→ REQUIRED TASK
Search the material below for the string "precipitation" and list each line that holds it.

→ PROVIDED RECORDS
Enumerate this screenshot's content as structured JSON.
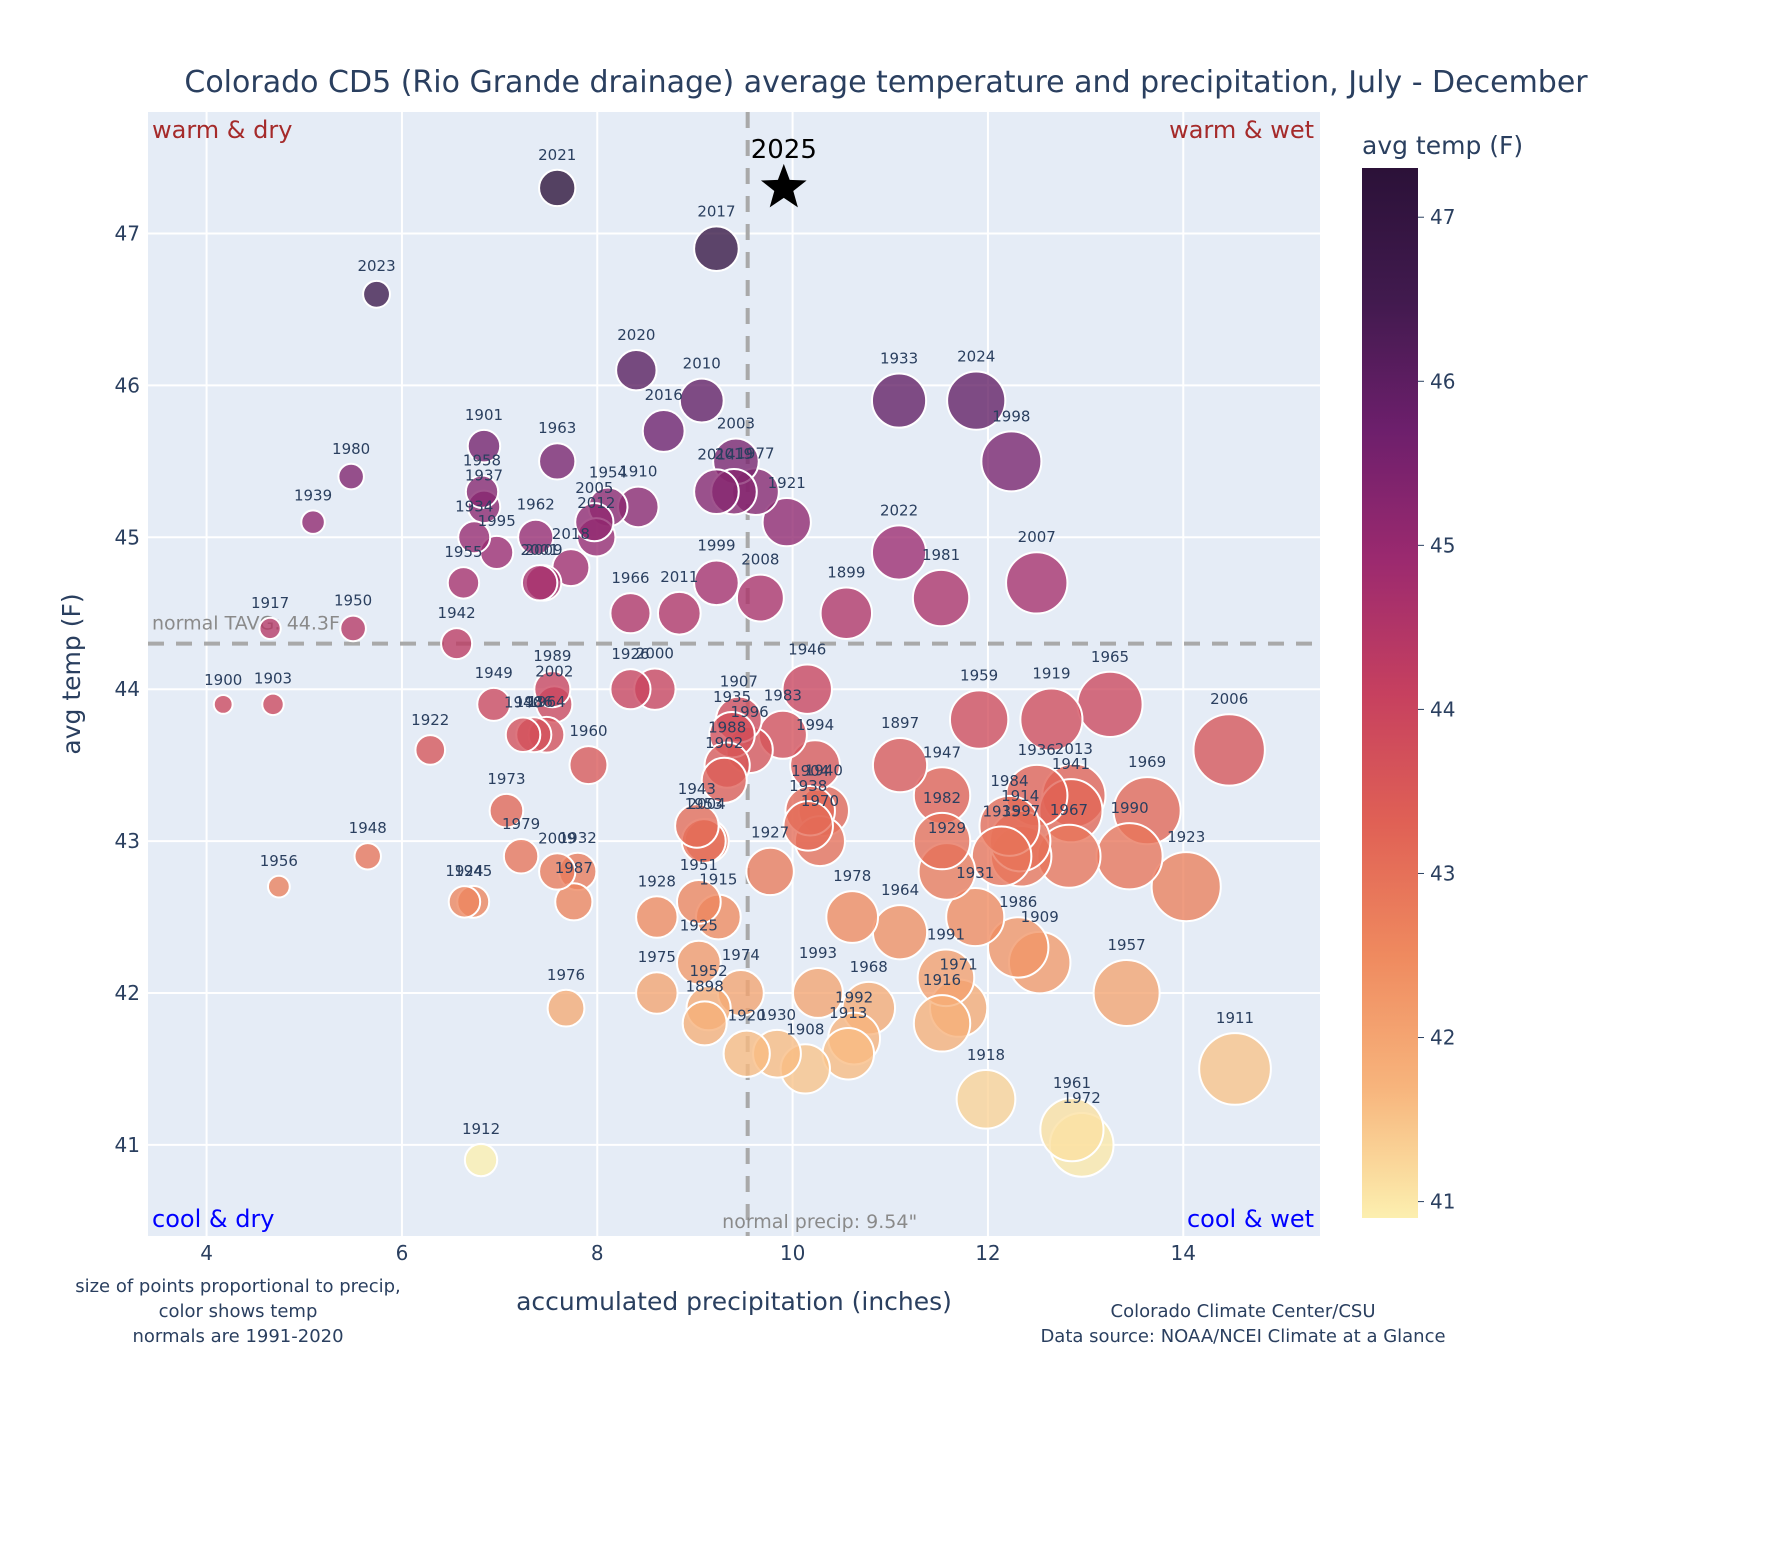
{
  "chart_data": {
    "type": "scatter",
    "title": "Colorado CD5 (Rio Grande drainage) average temperature and precipitation, July - December",
    "xlabel": "accumulated precipitation (inches)",
    "ylabel": "avg temp (F)",
    "xlim": [
      3.4,
      15.4
    ],
    "ylim": [
      40.4,
      47.8
    ],
    "xticks": [
      4,
      6,
      8,
      10,
      12,
      14
    ],
    "yticks": [
      41,
      42,
      43,
      44,
      45,
      46,
      47
    ],
    "grid": true,
    "colorbar": {
      "title": "avg temp (F)",
      "range": [
        40.9,
        47.3
      ],
      "ticks": [
        41,
        42,
        43,
        44,
        45,
        46,
        47
      ],
      "colorscale": [
        "#fcefaf",
        "#f7b47c",
        "#ef8a5f",
        "#e06155",
        "#c6405f",
        "#9c2a6f",
        "#6d1f6c",
        "#411a4e",
        "#2b1138"
      ]
    },
    "normals": {
      "temp": 44.3,
      "temp_label": "normal TAVG: 44.3F",
      "precip": 9.54,
      "precip_label": "normal precip: 9.54\""
    },
    "quadrant_labels": {
      "top_left": "warm & dry",
      "top_right": "warm & wet",
      "bottom_left": "cool & dry",
      "bottom_right": "cool & wet"
    },
    "current_year": {
      "label": "2025",
      "x": 9.91,
      "y": 47.3,
      "marker": "star"
    },
    "notes": {
      "left": [
        "size of points proportional to precip,",
        "color shows temp",
        "normals are 1991-2020"
      ],
      "right": [
        "Colorado Climate Center/CSU",
        "Data source: NOAA/NCEI Climate at a Glance"
      ]
    },
    "points": [
      {
        "year": "2021",
        "x": 7.59,
        "y": 47.3
      },
      {
        "year": "2017",
        "x": 9.22,
        "y": 46.9
      },
      {
        "year": "2023",
        "x": 5.74,
        "y": 46.6
      },
      {
        "year": "2020",
        "x": 8.4,
        "y": 46.1
      },
      {
        "year": "2010",
        "x": 9.07,
        "y": 45.9
      },
      {
        "year": "1933",
        "x": 11.09,
        "y": 45.9
      },
      {
        "year": "2024",
        "x": 11.88,
        "y": 45.9
      },
      {
        "year": "2016",
        "x": 8.68,
        "y": 45.7
      },
      {
        "year": "1998",
        "x": 12.24,
        "y": 45.5
      },
      {
        "year": "1901",
        "x": 6.84,
        "y": 45.6
      },
      {
        "year": "1963",
        "x": 7.59,
        "y": 45.5
      },
      {
        "year": "1980",
        "x": 5.48,
        "y": 45.4
      },
      {
        "year": "2003",
        "x": 9.42,
        "y": 45.5
      },
      {
        "year": "1958",
        "x": 6.82,
        "y": 45.3
      },
      {
        "year": "2014",
        "x": 9.22,
        "y": 45.3
      },
      {
        "year": "2019",
        "x": 9.4,
        "y": 45.3
      },
      {
        "year": "1977",
        "x": 9.62,
        "y": 45.3
      },
      {
        "year": "1937",
        "x": 6.84,
        "y": 45.2
      },
      {
        "year": "1954",
        "x": 8.11,
        "y": 45.2
      },
      {
        "year": "1910",
        "x": 8.42,
        "y": 45.2
      },
      {
        "year": "1939",
        "x": 5.09,
        "y": 45.1
      },
      {
        "year": "1921",
        "x": 9.94,
        "y": 45.1
      },
      {
        "year": "1934",
        "x": 6.74,
        "y": 45.0
      },
      {
        "year": "1962",
        "x": 7.37,
        "y": 45.0
      },
      {
        "year": "2005",
        "x": 7.97,
        "y": 45.1
      },
      {
        "year": "2012",
        "x": 7.99,
        "y": 45.0
      },
      {
        "year": "1995",
        "x": 6.97,
        "y": 44.9
      },
      {
        "year": "2022",
        "x": 11.09,
        "y": 44.9
      },
      {
        "year": "2018",
        "x": 7.73,
        "y": 44.8
      },
      {
        "year": "2001",
        "x": 7.41,
        "y": 44.7
      },
      {
        "year": "2009",
        "x": 7.45,
        "y": 44.7
      },
      {
        "year": "1955",
        "x": 6.63,
        "y": 44.7
      },
      {
        "year": "1999",
        "x": 9.22,
        "y": 44.7
      },
      {
        "year": "2007",
        "x": 12.5,
        "y": 44.7
      },
      {
        "year": "2008",
        "x": 9.67,
        "y": 44.6
      },
      {
        "year": "1981",
        "x": 11.52,
        "y": 44.6
      },
      {
        "year": "1966",
        "x": 8.34,
        "y": 44.5
      },
      {
        "year": "2011",
        "x": 8.84,
        "y": 44.5
      },
      {
        "year": "1899",
        "x": 10.55,
        "y": 44.5
      },
      {
        "year": "1917",
        "x": 4.65,
        "y": 44.4
      },
      {
        "year": "1950",
        "x": 5.5,
        "y": 44.4
      },
      {
        "year": "1942",
        "x": 6.56,
        "y": 44.3
      },
      {
        "year": "1926",
        "x": 8.34,
        "y": 44.0
      },
      {
        "year": "2000",
        "x": 8.59,
        "y": 44.0
      },
      {
        "year": "1946",
        "x": 10.15,
        "y": 44.0
      },
      {
        "year": "1989",
        "x": 7.54,
        "y": 44.0
      },
      {
        "year": "1900",
        "x": 4.17,
        "y": 43.9
      },
      {
        "year": "1903",
        "x": 4.68,
        "y": 43.9
      },
      {
        "year": "1949",
        "x": 6.94,
        "y": 43.9
      },
      {
        "year": "2002",
        "x": 7.56,
        "y": 43.9
      },
      {
        "year": "1965",
        "x": 13.25,
        "y": 43.9
      },
      {
        "year": "1959",
        "x": 11.91,
        "y": 43.8
      },
      {
        "year": "1919",
        "x": 12.65,
        "y": 43.8
      },
      {
        "year": "1907",
        "x": 9.45,
        "y": 43.8
      },
      {
        "year": "1940",
        "x": 7.24,
        "y": 43.7
      },
      {
        "year": "1986",
        "x": 7.35,
        "y": 43.7
      },
      {
        "year": "1964",
        "x": 7.48,
        "y": 43.7
      },
      {
        "year": "1935",
        "x": 9.38,
        "y": 43.7
      },
      {
        "year": "1983",
        "x": 9.9,
        "y": 43.7
      },
      {
        "year": "1996",
        "x": 9.56,
        "y": 43.6
      },
      {
        "year": "1922",
        "x": 6.29,
        "y": 43.6
      },
      {
        "year": "2006",
        "x": 14.47,
        "y": 43.6
      },
      {
        "year": "1988",
        "x": 9.33,
        "y": 43.5
      },
      {
        "year": "1994",
        "x": 10.23,
        "y": 43.5
      },
      {
        "year": "1897",
        "x": 11.1,
        "y": 43.5
      },
      {
        "year": "1960",
        "x": 7.91,
        "y": 43.5
      },
      {
        "year": "1902",
        "x": 9.3,
        "y": 43.4
      },
      {
        "year": "1936",
        "x": 12.5,
        "y": 43.3
      },
      {
        "year": "1947",
        "x": 11.53,
        "y": 43.3
      },
      {
        "year": "2013",
        "x": 12.88,
        "y": 43.3
      },
      {
        "year": "1941",
        "x": 12.85,
        "y": 43.2
      },
      {
        "year": "1969",
        "x": 13.63,
        "y": 43.2
      },
      {
        "year": "1973",
        "x": 7.07,
        "y": 43.2
      },
      {
        "year": "1904",
        "x": 10.18,
        "y": 43.2
      },
      {
        "year": "1940b",
        "x": 10.32,
        "y": 43.2
      },
      {
        "year": "1938",
        "x": 10.16,
        "y": 43.1
      },
      {
        "year": "1943",
        "x": 9.02,
        "y": 43.1
      },
      {
        "year": "1984",
        "x": 12.22,
        "y": 43.1
      },
      {
        "year": "1914",
        "x": 12.33,
        "y": 43.0
      },
      {
        "year": "1970",
        "x": 10.28,
        "y": 43.0
      },
      {
        "year": "1953",
        "x": 9.09,
        "y": 43.0
      },
      {
        "year": "2004",
        "x": 9.12,
        "y": 43.0
      },
      {
        "year": "1982",
        "x": 11.53,
        "y": 43.0
      },
      {
        "year": "1990",
        "x": 13.45,
        "y": 42.9
      },
      {
        "year": "1935b",
        "x": 12.14,
        "y": 42.9
      },
      {
        "year": "1997",
        "x": 12.34,
        "y": 42.9
      },
      {
        "year": "1967",
        "x": 12.83,
        "y": 42.9
      },
      {
        "year": "1948",
        "x": 5.65,
        "y": 42.9
      },
      {
        "year": "1979",
        "x": 7.22,
        "y": 42.9
      },
      {
        "year": "1929",
        "x": 11.58,
        "y": 42.8
      },
      {
        "year": "2009b",
        "x": 7.59,
        "y": 42.8
      },
      {
        "year": "1932",
        "x": 7.8,
        "y": 42.8
      },
      {
        "year": "1927",
        "x": 9.77,
        "y": 42.8
      },
      {
        "year": "1956",
        "x": 4.74,
        "y": 42.7
      },
      {
        "year": "1923",
        "x": 14.03,
        "y": 42.7
      },
      {
        "year": "1924",
        "x": 6.64,
        "y": 42.6
      },
      {
        "year": "1945",
        "x": 6.73,
        "y": 42.6
      },
      {
        "year": "1987",
        "x": 7.76,
        "y": 42.6
      },
      {
        "year": "1951",
        "x": 9.04,
        "y": 42.6
      },
      {
        "year": "1931",
        "x": 11.87,
        "y": 42.5
      },
      {
        "year": "1928",
        "x": 8.61,
        "y": 42.5
      },
      {
        "year": "1915",
        "x": 9.24,
        "y": 42.5
      },
      {
        "year": "1978",
        "x": 10.61,
        "y": 42.5
      },
      {
        "year": "1964b",
        "x": 11.1,
        "y": 42.4
      },
      {
        "year": "1986b",
        "x": 12.31,
        "y": 42.3
      },
      {
        "year": "1909",
        "x": 12.53,
        "y": 42.2
      },
      {
        "year": "1925",
        "x": 9.04,
        "y": 42.2
      },
      {
        "year": "1991",
        "x": 11.57,
        "y": 42.1
      },
      {
        "year": "1975",
        "x": 8.61,
        "y": 42.0
      },
      {
        "year": "1974",
        "x": 9.47,
        "y": 42.0
      },
      {
        "year": "1993",
        "x": 10.26,
        "y": 42.0
      },
      {
        "year": "1957",
        "x": 13.42,
        "y": 42.0
      },
      {
        "year": "1952",
        "x": 9.14,
        "y": 41.9
      },
      {
        "year": "1971",
        "x": 11.7,
        "y": 41.9
      },
      {
        "year": "1976",
        "x": 7.68,
        "y": 41.9
      },
      {
        "year": "1968",
        "x": 10.78,
        "y": 41.9
      },
      {
        "year": "1898",
        "x": 9.1,
        "y": 41.8
      },
      {
        "year": "1916",
        "x": 11.53,
        "y": 41.8
      },
      {
        "year": "1992",
        "x": 10.63,
        "y": 41.7
      },
      {
        "year": "1920",
        "x": 9.53,
        "y": 41.6
      },
      {
        "year": "1930",
        "x": 9.84,
        "y": 41.6
      },
      {
        "year": "1913",
        "x": 10.57,
        "y": 41.6
      },
      {
        "year": "1908",
        "x": 10.13,
        "y": 41.5
      },
      {
        "year": "1911",
        "x": 14.53,
        "y": 41.5
      },
      {
        "year": "1918",
        "x": 11.98,
        "y": 41.3
      },
      {
        "year": "1961",
        "x": 12.86,
        "y": 41.1
      },
      {
        "year": "1972",
        "x": 12.96,
        "y": 41.0
      },
      {
        "year": "1912",
        "x": 6.81,
        "y": 40.9
      }
    ]
  }
}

→ OUTPUT OF THE TASK
    "title": "Colorado CD5 (Rio Grande drainage) average temperature and precipitation, July - December",
    "xlabel": "accumulated precipitation (inches)",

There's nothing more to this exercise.